Lines containing the word "structured" are to be located and copied.

Data excerpts:
**********

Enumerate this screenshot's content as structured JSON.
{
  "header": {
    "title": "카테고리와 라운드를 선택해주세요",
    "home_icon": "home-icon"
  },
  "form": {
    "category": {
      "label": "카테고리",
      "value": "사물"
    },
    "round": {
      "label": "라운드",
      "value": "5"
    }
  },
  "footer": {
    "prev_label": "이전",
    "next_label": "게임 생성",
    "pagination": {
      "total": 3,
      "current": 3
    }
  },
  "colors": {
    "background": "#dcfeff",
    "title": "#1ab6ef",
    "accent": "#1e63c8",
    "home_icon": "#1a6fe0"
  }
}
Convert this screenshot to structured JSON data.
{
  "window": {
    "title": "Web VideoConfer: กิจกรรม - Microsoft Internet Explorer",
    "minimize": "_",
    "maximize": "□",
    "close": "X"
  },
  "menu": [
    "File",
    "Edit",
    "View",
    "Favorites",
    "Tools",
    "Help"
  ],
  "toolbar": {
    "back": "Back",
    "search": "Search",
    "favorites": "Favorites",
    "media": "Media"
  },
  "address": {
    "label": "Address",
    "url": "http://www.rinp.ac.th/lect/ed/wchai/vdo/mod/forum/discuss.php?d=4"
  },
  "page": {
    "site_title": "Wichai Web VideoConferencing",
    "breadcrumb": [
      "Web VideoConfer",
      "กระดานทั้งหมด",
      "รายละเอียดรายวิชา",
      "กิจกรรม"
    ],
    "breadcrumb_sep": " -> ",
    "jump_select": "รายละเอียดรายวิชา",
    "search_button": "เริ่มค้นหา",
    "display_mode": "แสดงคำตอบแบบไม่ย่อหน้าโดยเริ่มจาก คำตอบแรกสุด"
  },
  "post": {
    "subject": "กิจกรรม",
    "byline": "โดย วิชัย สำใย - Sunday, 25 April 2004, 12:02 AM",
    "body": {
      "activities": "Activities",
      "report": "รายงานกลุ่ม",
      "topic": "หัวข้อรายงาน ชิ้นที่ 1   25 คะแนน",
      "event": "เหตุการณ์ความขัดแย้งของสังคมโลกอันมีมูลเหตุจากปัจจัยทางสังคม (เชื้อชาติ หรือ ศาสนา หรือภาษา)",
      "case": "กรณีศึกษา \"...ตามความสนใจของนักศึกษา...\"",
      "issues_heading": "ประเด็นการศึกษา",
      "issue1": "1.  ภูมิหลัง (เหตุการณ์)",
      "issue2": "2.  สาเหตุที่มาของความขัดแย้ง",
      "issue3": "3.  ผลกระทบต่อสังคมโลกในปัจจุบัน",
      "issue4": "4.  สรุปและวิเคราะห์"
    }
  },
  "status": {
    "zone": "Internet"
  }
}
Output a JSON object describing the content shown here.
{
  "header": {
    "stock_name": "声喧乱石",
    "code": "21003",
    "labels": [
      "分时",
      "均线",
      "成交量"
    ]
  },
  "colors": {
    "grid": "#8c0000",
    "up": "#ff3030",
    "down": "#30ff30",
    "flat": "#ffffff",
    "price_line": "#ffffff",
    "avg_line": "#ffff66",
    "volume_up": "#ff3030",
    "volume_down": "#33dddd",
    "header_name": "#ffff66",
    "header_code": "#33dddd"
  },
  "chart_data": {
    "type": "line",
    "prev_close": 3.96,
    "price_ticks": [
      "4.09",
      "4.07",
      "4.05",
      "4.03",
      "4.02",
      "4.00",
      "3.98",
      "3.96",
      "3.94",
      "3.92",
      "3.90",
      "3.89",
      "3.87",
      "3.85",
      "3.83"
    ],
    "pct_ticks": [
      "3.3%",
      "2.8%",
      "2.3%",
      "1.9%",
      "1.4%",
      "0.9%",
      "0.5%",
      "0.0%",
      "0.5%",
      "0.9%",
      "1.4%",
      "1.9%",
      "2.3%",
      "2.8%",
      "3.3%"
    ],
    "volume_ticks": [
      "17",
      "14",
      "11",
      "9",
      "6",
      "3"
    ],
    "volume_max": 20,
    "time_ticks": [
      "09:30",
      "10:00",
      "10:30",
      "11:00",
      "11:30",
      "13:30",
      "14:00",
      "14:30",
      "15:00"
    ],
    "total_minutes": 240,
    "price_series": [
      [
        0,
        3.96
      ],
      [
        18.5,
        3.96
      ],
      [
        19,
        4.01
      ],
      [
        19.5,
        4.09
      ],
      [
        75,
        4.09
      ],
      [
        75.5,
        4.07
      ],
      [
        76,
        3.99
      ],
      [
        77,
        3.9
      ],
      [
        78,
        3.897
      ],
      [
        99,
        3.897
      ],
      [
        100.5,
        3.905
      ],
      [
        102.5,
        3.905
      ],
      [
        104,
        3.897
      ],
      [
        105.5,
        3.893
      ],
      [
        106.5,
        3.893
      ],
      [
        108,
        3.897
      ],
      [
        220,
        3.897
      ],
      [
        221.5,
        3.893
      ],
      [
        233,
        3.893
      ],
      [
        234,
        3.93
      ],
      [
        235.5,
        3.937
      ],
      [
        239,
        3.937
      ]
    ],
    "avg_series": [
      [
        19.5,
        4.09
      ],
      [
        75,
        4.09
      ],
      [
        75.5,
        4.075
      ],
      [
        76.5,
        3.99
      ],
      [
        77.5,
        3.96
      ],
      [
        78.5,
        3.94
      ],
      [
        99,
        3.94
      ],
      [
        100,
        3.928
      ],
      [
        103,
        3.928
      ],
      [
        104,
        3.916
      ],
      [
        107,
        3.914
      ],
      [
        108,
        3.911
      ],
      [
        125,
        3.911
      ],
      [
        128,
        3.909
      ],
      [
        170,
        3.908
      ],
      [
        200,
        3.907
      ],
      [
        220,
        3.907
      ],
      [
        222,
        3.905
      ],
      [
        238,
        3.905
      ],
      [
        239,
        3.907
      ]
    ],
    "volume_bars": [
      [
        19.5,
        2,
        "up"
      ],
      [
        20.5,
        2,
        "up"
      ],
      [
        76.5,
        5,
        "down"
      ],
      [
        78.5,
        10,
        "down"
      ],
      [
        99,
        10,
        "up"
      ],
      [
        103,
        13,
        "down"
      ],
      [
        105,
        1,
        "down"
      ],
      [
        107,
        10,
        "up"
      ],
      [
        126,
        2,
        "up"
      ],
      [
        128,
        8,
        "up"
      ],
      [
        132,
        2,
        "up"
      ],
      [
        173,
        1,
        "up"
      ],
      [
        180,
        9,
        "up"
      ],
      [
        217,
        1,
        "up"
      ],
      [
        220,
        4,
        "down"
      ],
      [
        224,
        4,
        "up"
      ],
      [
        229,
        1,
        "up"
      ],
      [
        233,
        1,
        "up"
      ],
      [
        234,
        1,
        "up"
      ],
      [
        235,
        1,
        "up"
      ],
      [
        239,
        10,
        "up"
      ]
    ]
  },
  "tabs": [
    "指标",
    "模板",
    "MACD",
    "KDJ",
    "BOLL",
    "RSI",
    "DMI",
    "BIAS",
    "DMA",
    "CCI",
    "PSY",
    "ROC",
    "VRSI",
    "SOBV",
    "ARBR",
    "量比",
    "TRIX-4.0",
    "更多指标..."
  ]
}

**********

(EXERCISE SOLUTION)
Enumerate this screenshot's content as structured JSON.
Convert this screenshot to structured JSON data.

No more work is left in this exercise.